ITEMS:
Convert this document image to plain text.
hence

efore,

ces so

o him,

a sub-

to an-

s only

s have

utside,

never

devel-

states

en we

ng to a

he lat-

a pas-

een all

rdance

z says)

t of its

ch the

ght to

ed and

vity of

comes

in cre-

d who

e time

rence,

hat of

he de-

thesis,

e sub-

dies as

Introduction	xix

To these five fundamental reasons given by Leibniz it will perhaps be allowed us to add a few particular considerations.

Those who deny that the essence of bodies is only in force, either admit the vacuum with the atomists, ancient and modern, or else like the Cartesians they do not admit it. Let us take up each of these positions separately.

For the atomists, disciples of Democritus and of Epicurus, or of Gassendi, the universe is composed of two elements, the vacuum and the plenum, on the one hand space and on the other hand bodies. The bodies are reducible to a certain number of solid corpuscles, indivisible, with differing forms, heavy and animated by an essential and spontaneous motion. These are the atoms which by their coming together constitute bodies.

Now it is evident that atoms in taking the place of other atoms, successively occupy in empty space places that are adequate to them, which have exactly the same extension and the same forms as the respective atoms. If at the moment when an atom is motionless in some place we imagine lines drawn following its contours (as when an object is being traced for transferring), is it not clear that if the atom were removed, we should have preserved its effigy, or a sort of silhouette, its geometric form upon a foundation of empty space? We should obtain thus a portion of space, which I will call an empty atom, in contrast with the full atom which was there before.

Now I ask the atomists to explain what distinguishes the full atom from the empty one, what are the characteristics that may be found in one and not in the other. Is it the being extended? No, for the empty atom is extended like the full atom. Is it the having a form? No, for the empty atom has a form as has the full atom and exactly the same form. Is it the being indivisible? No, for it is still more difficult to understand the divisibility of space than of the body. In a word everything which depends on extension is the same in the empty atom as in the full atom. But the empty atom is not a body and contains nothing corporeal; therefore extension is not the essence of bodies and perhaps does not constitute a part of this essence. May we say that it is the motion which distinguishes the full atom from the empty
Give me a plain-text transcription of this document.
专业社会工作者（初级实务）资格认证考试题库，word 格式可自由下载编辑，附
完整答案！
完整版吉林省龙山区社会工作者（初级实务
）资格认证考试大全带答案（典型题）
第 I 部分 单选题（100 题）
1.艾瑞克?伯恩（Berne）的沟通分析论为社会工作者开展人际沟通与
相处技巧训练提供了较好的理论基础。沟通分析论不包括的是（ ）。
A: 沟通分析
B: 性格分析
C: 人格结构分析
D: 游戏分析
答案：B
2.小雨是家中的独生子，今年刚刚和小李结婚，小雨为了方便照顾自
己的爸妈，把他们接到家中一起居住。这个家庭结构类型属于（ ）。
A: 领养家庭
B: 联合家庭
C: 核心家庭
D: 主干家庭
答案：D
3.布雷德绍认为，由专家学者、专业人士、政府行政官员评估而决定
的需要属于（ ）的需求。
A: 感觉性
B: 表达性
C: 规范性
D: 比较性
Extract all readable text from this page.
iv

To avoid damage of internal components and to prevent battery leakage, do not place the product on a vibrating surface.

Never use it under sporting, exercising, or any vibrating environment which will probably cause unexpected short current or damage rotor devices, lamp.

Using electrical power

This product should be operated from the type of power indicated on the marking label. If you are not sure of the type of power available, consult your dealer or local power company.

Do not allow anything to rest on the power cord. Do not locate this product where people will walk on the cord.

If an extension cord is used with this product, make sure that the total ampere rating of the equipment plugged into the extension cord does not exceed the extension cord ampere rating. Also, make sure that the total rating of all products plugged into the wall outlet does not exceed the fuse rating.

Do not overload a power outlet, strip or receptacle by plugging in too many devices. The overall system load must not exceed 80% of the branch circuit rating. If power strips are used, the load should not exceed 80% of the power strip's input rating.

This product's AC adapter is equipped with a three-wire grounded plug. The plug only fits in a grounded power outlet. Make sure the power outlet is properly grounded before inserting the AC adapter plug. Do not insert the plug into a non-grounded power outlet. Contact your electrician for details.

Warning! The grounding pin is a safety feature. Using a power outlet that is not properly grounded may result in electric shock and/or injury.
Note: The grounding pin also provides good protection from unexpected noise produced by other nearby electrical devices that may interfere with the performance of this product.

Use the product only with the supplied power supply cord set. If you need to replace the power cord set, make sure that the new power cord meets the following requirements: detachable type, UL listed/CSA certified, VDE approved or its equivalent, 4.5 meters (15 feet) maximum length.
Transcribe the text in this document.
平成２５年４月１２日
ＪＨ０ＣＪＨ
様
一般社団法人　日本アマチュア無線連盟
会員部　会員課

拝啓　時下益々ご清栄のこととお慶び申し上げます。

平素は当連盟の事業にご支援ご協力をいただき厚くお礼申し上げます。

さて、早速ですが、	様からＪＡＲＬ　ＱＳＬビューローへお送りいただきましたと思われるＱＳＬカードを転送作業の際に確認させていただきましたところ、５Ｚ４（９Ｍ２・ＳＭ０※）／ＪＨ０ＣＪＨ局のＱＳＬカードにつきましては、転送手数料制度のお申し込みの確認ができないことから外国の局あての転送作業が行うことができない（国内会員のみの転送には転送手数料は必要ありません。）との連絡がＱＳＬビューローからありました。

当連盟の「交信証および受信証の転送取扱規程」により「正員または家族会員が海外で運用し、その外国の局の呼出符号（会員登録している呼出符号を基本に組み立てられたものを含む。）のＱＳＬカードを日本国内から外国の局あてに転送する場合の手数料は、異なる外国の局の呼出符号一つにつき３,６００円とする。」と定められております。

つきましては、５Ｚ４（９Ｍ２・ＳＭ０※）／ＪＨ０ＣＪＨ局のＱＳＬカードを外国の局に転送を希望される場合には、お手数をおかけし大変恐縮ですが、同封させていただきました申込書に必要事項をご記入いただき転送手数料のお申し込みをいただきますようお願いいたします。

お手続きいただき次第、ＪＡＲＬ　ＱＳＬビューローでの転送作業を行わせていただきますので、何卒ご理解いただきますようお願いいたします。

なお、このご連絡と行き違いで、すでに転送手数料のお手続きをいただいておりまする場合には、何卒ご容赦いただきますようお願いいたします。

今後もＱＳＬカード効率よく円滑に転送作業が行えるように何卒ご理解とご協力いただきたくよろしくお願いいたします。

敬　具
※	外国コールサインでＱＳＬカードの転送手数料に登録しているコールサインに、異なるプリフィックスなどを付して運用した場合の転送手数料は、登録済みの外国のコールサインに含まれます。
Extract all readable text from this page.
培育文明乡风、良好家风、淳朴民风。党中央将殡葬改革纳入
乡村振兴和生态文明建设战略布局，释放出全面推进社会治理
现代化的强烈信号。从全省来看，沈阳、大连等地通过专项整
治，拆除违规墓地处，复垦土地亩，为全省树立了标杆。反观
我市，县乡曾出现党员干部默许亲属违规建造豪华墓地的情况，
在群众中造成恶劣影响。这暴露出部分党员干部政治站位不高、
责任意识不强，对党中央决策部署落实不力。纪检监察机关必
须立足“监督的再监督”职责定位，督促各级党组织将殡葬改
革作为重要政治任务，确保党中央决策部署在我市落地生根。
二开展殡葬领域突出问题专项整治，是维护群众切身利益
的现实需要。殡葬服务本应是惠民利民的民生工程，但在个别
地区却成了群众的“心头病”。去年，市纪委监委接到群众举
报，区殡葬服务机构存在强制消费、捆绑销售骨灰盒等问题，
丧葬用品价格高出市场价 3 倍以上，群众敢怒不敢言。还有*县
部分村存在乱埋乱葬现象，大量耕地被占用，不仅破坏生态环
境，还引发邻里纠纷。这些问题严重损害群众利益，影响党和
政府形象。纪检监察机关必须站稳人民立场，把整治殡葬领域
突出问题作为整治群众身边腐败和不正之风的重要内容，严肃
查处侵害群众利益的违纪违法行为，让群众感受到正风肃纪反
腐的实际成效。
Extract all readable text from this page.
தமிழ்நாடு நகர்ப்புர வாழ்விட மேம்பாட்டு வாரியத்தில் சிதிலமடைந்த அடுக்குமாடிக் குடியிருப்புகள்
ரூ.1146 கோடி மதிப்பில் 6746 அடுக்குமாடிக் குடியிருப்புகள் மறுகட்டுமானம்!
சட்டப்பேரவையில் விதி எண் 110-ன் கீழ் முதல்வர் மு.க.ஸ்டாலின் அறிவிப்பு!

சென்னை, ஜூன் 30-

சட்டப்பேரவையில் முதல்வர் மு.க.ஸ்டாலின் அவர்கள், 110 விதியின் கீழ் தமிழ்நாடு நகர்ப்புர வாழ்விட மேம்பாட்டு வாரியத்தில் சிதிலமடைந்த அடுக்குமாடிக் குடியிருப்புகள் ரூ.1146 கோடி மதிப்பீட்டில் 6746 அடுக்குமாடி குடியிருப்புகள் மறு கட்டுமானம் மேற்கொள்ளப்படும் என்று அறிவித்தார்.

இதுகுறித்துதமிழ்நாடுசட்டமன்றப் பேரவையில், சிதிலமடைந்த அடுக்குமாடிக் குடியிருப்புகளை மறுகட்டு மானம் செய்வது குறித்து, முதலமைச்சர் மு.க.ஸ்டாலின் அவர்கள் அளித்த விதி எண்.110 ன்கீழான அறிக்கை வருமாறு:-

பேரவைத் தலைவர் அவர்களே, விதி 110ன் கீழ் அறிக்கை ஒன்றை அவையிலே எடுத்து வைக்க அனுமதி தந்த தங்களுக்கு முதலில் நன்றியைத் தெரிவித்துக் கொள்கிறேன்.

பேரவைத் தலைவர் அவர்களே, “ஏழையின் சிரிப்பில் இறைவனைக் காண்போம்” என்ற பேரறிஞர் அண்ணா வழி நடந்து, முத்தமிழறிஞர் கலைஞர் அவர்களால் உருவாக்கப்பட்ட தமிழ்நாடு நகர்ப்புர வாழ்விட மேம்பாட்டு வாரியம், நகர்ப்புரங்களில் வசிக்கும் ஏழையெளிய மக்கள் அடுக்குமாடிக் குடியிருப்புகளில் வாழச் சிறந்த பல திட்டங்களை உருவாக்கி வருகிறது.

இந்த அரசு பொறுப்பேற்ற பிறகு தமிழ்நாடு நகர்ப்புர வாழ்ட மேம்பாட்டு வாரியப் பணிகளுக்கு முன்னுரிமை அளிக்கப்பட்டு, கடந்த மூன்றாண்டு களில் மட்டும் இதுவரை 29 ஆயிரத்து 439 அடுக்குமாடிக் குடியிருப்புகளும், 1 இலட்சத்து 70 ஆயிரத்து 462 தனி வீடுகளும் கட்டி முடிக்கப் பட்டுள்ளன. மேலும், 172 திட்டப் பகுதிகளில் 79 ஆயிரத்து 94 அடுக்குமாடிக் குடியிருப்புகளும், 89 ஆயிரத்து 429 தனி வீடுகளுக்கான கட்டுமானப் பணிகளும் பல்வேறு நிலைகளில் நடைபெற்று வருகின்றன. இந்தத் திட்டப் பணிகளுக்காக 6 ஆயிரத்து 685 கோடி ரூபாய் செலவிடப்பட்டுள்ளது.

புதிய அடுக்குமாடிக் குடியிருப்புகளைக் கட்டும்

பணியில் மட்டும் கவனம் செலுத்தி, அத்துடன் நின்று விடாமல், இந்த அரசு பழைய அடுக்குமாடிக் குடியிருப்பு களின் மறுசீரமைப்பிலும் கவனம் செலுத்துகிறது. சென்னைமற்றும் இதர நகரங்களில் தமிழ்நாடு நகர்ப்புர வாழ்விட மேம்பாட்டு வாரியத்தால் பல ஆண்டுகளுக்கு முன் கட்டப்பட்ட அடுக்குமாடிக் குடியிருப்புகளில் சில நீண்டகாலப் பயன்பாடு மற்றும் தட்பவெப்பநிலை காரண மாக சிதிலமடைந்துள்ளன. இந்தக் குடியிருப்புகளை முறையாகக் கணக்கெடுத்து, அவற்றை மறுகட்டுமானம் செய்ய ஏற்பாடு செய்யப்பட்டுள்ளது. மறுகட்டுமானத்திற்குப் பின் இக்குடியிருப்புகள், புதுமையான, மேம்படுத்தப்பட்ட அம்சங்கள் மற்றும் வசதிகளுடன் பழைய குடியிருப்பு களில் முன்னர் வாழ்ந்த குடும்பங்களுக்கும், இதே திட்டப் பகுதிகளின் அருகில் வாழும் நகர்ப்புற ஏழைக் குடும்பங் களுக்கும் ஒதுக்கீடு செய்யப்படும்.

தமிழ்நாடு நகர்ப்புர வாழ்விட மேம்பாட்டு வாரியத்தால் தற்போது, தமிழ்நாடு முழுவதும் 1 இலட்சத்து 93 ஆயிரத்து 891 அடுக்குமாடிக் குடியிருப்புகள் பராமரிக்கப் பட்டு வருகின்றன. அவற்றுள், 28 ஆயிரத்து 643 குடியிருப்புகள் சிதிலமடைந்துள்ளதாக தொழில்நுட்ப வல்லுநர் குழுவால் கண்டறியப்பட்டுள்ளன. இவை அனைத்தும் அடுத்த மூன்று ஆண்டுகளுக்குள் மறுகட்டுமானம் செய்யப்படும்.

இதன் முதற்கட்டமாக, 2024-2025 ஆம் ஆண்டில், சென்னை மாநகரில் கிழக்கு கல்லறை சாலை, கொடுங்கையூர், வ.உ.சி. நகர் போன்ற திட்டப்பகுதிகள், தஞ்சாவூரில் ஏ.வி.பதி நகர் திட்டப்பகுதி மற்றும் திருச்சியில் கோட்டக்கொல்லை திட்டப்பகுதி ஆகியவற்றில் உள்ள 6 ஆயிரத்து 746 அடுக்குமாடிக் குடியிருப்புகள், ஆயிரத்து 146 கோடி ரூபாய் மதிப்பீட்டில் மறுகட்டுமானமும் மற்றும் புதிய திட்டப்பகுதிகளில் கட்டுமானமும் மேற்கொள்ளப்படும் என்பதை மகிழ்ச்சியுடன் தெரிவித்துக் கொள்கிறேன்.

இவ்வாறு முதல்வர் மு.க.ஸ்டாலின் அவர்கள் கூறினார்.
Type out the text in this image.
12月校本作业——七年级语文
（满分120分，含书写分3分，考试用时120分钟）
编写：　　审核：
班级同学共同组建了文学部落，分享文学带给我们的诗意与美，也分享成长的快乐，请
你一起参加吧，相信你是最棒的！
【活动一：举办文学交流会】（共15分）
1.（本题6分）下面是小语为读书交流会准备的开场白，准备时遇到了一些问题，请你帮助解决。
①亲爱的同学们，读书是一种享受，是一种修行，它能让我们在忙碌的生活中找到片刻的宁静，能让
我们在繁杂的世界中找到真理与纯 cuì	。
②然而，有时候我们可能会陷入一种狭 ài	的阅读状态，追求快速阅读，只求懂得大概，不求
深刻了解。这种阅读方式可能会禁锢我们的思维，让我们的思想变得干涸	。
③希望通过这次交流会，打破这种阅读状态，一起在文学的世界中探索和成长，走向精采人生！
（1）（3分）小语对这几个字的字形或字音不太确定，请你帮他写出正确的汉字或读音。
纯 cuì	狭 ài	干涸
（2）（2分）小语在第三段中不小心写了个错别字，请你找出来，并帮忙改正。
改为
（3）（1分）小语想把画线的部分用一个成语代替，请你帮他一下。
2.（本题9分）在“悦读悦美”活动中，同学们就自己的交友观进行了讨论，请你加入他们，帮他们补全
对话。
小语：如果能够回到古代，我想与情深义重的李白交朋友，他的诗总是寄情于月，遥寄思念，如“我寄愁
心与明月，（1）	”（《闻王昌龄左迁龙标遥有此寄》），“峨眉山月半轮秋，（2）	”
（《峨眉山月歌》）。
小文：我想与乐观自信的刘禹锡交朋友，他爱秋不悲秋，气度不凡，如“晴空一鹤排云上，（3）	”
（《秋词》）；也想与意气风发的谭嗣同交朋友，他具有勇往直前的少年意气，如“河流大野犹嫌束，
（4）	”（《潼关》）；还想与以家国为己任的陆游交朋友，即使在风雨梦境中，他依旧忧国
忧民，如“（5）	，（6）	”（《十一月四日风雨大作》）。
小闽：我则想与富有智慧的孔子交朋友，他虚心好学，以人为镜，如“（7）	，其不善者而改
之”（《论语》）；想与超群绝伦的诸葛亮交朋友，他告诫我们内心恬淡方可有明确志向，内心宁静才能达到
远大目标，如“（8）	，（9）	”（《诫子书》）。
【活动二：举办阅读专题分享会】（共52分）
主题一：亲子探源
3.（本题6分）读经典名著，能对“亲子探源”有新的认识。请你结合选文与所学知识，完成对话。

EXERCISE: Find the lines containing "text" and list every one of them.

EXERCISE RESPONSE:
Convert this document image to plain text.
Give me a plain-text transcription of this document.
Extract all readable text from this page.
Transcribe the text in this document.
Extract all readable text from this page.
Extract all readable text from this page.
Type out the text in this image.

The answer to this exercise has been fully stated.